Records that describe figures
------------------------------------------------------------------------

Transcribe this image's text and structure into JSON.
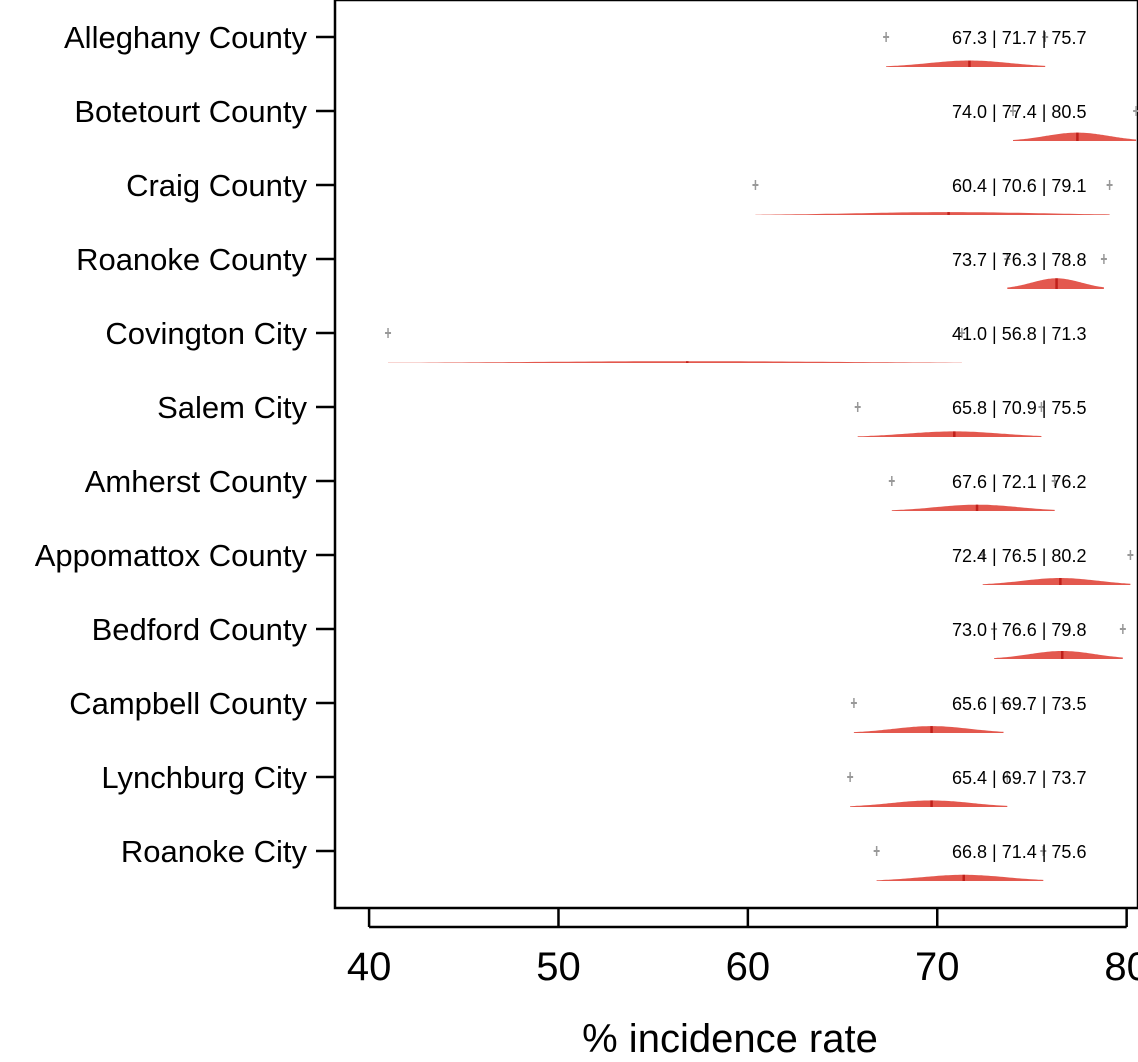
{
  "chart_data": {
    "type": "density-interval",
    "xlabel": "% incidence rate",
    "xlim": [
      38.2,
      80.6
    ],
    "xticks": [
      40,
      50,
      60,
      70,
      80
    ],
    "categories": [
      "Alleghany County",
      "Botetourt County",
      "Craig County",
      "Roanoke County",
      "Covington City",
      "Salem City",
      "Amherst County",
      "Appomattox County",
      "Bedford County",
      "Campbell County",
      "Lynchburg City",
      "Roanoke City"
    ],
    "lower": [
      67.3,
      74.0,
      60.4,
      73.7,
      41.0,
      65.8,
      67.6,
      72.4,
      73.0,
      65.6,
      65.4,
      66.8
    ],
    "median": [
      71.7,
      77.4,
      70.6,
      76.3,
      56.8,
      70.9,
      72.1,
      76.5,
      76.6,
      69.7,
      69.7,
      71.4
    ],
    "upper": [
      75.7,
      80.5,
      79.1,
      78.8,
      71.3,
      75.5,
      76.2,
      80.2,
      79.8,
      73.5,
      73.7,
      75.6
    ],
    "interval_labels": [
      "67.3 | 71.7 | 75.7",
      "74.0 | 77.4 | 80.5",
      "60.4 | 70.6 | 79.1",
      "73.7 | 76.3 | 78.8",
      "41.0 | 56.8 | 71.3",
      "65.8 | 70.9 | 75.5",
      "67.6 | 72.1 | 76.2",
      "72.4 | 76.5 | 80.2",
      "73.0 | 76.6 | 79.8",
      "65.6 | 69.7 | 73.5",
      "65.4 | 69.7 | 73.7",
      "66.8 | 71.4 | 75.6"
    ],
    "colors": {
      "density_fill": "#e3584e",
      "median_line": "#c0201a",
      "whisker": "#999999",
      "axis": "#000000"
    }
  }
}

------------------------------------------------------------------------

Leave out every line without the string "City" and copy the rest.

      "Covington City",
      "Salem City",
      "Lynchburg City",
      "Roanoke City"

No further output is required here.